* WORK TO DO
Go through the records and show each line where the word "portrait" occurs.
═══ INFORMATION SHOWN
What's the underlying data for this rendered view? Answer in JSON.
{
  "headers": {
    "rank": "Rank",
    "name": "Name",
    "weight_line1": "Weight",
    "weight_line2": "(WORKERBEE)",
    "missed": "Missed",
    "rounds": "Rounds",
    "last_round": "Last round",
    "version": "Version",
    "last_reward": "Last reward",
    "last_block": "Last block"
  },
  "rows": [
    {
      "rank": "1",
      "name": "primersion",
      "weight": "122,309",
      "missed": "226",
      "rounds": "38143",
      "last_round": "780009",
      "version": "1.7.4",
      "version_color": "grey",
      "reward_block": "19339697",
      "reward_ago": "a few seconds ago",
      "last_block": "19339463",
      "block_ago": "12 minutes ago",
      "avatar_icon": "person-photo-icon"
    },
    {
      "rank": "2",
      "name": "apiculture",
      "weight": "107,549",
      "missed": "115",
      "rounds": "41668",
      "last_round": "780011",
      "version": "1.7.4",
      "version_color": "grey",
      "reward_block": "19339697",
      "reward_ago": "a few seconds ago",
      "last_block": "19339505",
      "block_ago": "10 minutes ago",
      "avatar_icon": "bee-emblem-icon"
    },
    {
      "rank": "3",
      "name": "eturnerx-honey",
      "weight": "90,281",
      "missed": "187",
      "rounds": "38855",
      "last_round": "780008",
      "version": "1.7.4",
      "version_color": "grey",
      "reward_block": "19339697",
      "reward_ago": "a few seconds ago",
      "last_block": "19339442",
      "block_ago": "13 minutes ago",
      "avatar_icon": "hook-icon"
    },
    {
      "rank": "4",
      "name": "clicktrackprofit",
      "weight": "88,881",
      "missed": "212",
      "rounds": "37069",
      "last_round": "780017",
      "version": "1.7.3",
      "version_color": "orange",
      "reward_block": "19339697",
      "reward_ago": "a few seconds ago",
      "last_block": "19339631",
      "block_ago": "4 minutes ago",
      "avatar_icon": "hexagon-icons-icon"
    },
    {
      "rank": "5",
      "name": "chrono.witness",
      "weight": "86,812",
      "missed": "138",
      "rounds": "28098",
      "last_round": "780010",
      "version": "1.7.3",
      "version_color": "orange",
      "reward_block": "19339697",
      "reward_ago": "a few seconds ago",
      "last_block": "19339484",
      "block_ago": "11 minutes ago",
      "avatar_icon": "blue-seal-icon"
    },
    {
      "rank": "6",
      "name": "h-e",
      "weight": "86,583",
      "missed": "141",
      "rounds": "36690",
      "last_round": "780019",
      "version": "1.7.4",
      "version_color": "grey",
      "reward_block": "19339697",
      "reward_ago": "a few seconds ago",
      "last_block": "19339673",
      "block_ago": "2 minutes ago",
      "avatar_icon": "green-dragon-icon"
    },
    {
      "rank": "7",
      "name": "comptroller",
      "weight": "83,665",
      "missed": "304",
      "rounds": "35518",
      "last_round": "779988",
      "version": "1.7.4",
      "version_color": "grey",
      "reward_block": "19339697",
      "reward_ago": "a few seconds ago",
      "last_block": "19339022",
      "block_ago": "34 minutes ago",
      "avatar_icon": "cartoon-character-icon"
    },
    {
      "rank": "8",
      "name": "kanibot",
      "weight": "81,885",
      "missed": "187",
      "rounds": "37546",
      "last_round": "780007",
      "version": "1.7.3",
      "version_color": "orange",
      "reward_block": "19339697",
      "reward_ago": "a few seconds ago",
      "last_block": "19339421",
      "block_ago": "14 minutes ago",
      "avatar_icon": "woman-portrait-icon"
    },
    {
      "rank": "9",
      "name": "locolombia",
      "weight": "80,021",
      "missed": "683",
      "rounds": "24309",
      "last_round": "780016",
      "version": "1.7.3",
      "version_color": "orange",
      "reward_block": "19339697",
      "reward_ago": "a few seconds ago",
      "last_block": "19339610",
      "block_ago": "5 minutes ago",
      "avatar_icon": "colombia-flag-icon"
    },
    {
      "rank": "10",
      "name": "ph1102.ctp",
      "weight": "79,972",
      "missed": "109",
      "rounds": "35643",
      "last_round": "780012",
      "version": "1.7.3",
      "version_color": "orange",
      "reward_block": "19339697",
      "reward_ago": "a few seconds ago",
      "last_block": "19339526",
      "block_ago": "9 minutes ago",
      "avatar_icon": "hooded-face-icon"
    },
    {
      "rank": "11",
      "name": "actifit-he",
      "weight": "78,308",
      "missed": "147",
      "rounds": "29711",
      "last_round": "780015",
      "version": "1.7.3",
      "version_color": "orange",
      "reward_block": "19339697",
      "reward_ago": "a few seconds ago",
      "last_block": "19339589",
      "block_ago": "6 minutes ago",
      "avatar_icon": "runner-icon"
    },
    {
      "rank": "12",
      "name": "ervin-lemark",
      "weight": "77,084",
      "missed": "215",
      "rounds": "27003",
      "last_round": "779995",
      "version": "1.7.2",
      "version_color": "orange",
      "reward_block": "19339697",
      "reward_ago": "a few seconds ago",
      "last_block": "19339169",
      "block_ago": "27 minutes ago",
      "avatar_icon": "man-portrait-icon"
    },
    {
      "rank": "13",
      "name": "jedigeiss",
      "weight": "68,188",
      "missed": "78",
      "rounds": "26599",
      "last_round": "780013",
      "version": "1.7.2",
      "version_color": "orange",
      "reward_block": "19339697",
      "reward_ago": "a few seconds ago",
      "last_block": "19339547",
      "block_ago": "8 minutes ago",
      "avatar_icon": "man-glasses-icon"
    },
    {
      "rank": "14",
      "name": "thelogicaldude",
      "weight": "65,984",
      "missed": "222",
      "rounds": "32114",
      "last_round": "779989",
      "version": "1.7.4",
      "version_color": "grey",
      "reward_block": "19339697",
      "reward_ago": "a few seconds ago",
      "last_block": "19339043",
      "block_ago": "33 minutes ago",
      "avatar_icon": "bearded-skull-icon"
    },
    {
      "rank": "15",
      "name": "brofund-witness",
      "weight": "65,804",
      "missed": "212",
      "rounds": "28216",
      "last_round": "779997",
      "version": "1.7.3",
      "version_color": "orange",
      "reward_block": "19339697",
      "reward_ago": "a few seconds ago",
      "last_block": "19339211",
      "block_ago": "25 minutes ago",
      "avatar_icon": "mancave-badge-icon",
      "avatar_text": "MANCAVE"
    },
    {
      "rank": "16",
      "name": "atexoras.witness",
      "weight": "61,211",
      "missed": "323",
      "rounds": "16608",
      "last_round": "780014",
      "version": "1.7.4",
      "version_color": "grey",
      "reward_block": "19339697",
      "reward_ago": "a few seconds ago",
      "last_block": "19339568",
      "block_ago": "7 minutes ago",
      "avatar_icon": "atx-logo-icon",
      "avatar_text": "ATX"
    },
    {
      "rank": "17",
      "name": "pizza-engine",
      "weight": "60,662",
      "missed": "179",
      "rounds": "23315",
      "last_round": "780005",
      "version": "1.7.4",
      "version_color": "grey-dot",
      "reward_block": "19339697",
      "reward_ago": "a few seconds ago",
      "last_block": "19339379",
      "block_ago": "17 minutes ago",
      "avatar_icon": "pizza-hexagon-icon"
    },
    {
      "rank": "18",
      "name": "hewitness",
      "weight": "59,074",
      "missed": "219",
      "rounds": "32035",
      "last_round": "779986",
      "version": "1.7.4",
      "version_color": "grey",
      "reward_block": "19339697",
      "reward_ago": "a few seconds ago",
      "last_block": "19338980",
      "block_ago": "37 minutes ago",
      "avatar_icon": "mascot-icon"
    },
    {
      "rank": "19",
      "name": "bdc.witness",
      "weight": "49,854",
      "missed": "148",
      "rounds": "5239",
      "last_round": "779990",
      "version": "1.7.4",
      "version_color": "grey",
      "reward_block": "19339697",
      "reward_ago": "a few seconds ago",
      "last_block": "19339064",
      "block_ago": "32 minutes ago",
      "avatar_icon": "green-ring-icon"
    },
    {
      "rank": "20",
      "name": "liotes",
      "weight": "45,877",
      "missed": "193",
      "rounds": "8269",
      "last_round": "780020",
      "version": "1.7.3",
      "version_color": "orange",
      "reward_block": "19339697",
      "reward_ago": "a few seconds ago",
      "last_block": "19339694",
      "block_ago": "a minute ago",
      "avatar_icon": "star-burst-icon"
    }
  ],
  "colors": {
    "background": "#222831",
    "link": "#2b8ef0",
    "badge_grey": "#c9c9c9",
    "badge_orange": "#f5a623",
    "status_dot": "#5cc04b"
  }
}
══════
* COMPLETE OUTPUT
      "avatar_icon": "woman-portrait-icon"
      "avatar_icon": "man-portrait-icon"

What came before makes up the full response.